> _Problem requirements_:
Count how many lines of the data below contain the string "fear"; the reply should be that number alone.

######

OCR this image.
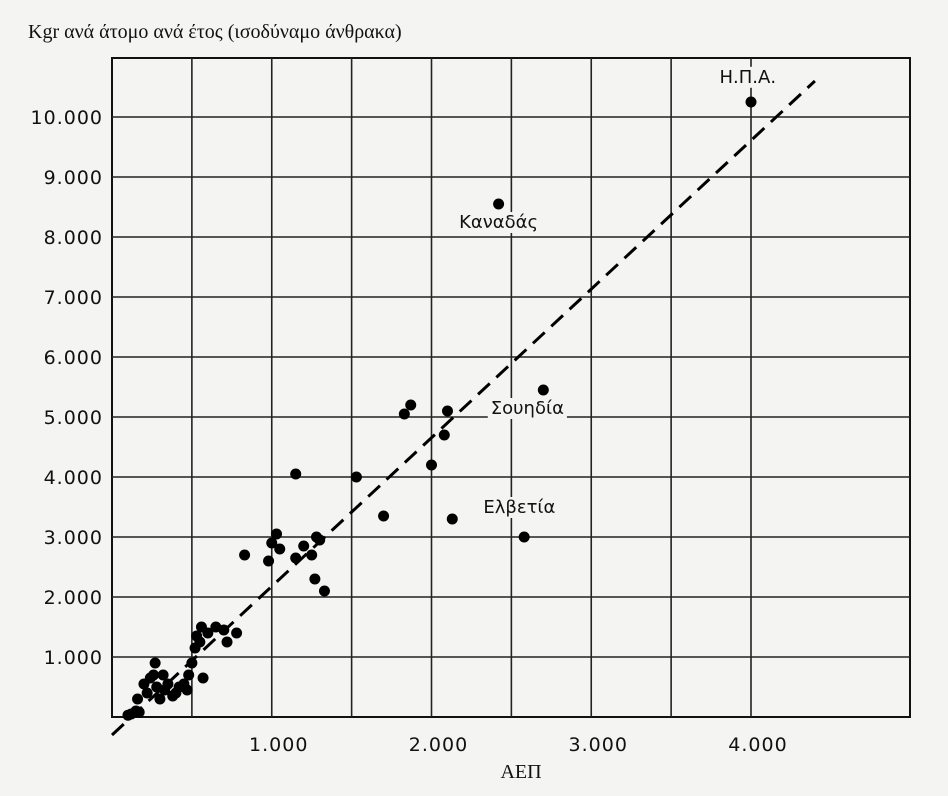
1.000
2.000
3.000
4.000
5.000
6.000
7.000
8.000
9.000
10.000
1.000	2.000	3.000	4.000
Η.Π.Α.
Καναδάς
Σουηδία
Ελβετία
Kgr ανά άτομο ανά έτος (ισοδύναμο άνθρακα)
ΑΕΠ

######

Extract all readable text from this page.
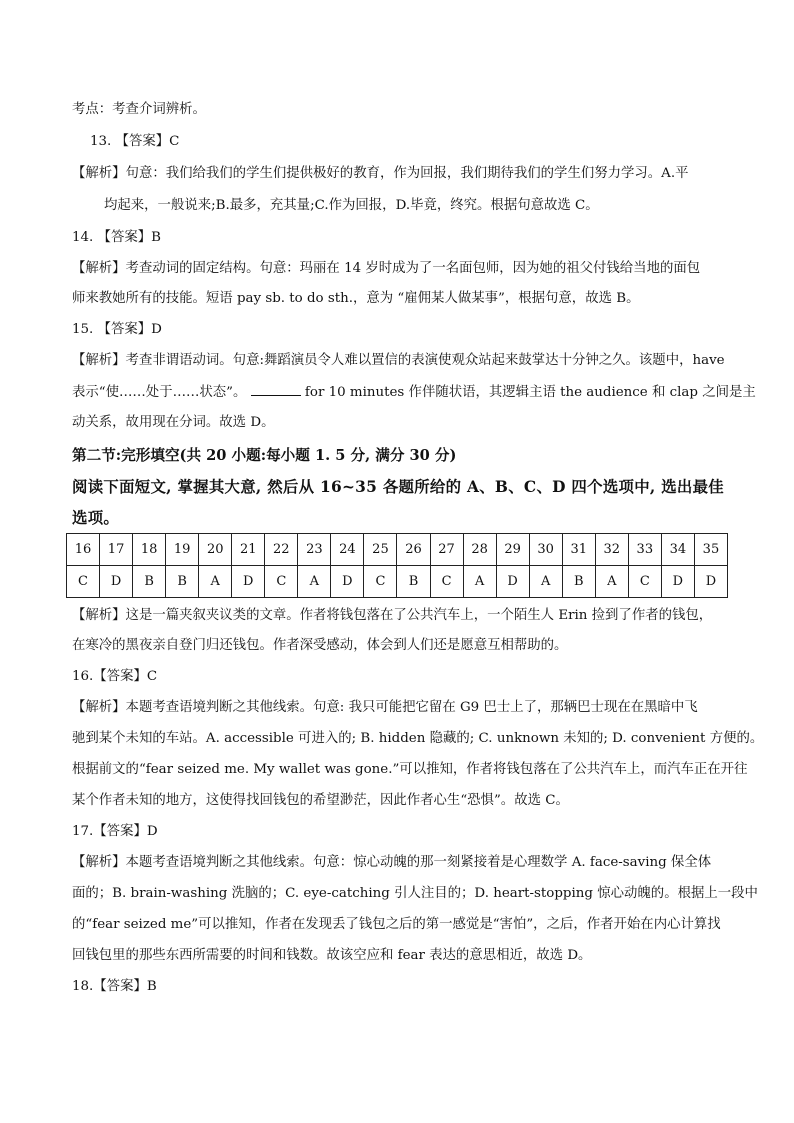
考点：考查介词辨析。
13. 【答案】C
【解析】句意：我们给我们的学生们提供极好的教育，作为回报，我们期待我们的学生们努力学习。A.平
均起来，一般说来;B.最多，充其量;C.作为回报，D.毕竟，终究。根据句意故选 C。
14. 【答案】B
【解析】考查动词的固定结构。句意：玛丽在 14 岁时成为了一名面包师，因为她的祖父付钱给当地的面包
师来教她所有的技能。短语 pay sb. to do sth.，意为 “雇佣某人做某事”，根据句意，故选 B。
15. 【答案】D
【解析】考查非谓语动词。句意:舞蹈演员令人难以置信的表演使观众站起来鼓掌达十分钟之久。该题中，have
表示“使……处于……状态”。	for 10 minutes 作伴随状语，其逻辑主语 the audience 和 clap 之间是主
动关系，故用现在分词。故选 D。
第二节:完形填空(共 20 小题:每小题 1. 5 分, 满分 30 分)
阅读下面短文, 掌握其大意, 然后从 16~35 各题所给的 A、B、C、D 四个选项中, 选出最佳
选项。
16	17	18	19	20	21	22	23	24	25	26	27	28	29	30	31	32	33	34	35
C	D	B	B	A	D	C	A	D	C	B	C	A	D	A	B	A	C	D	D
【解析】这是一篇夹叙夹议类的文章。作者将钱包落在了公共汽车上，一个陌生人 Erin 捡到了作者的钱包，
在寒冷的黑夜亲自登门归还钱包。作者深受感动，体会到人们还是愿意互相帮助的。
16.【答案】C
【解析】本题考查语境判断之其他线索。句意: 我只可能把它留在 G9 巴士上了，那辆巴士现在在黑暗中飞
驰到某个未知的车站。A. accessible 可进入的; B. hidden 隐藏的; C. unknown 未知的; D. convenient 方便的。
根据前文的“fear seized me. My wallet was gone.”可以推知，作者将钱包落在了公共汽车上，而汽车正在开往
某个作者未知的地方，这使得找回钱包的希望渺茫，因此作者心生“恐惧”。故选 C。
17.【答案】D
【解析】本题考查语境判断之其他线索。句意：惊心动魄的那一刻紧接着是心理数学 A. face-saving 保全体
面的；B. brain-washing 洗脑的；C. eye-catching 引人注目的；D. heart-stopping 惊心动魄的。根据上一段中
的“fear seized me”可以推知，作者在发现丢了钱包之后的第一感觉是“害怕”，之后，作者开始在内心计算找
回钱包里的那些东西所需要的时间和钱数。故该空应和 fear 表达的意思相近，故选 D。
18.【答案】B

######

> _Output for this task_:
3